* **What this task involves**: In the entries below, find every line with "ſterno" and copy it.

[Recorded data]

========================

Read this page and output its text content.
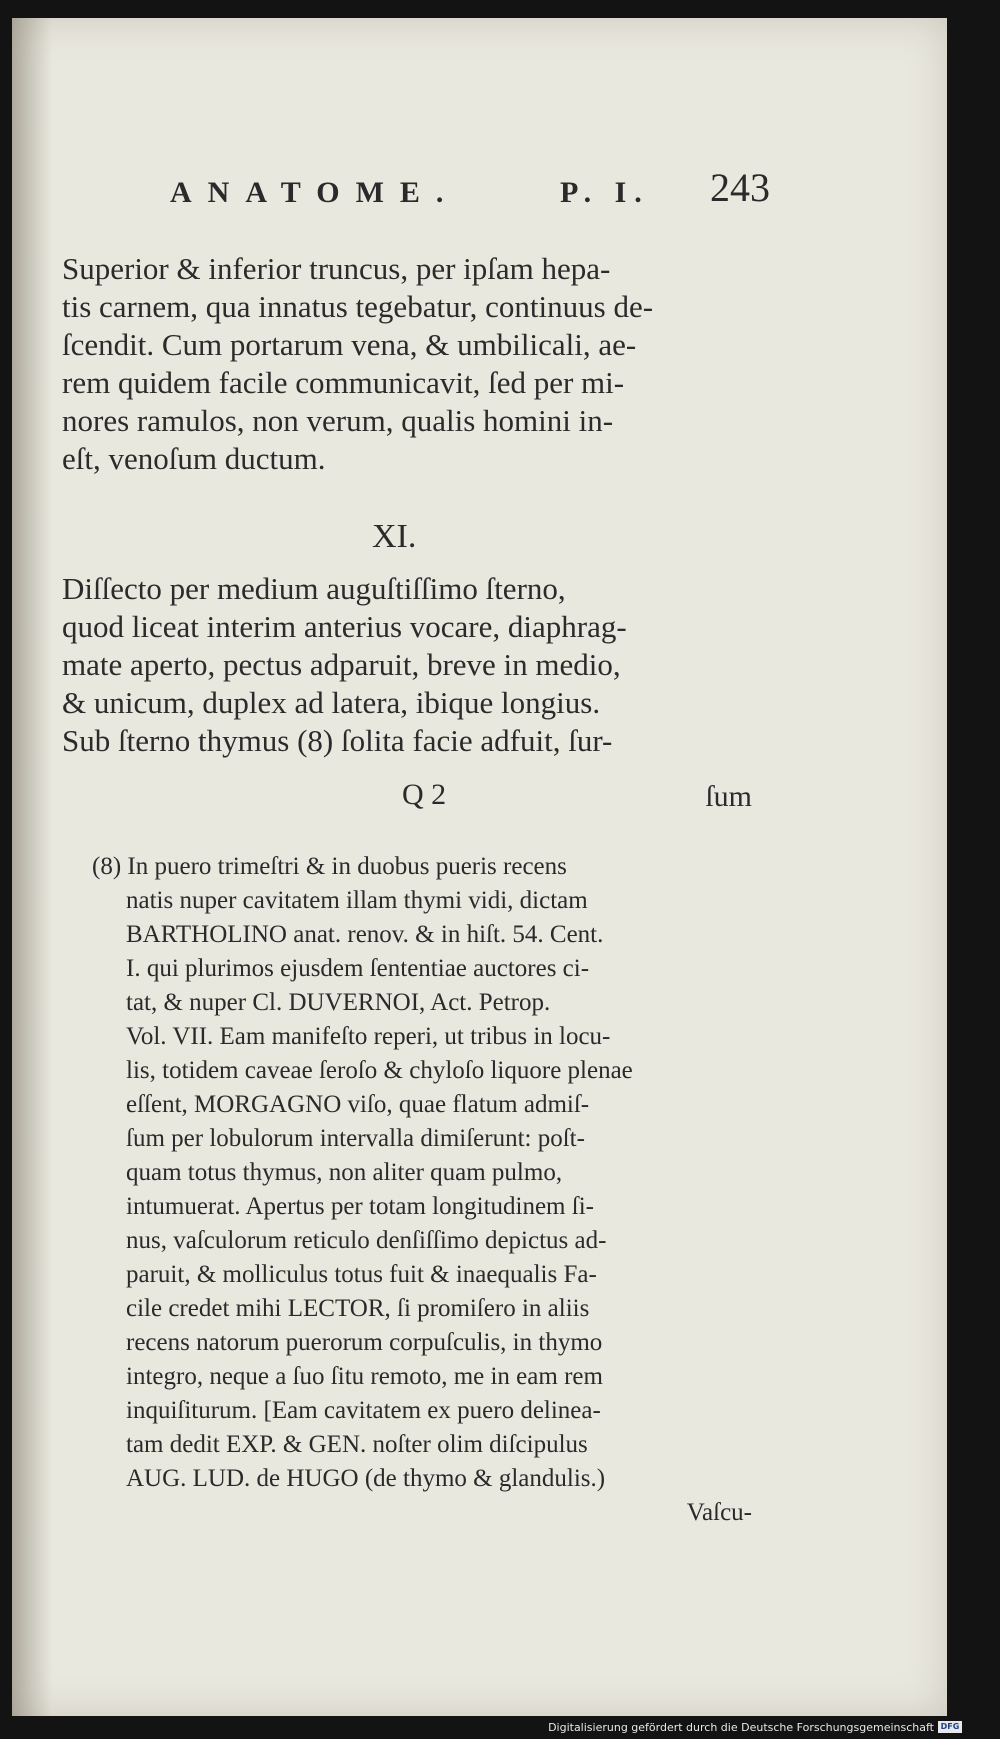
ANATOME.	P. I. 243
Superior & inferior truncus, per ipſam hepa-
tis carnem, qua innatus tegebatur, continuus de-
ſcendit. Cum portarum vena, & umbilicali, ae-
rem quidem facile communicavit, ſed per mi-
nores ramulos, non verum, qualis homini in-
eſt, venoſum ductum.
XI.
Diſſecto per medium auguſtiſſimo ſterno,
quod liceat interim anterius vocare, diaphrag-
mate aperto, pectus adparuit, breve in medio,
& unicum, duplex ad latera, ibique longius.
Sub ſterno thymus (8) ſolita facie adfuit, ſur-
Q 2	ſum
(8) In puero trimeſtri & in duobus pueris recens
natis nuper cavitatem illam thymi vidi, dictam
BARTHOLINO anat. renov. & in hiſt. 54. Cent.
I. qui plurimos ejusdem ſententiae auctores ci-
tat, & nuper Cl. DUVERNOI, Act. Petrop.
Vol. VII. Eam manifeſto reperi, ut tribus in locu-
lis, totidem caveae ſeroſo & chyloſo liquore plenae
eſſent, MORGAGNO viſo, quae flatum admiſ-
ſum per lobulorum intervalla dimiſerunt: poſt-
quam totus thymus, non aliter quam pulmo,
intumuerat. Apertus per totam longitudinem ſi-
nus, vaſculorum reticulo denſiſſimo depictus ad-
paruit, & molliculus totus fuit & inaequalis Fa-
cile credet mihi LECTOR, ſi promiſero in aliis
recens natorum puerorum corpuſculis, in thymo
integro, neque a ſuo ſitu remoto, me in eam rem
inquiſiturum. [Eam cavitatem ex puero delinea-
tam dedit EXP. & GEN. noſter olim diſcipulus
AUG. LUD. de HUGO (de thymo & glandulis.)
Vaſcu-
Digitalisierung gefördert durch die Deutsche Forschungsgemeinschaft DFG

========================

* **Answer for this exercise**:
Diſſecto per medium auguſtiſſimo ſterno,
Sub ſterno thymus (8) ſolita facie adfuit, ſur-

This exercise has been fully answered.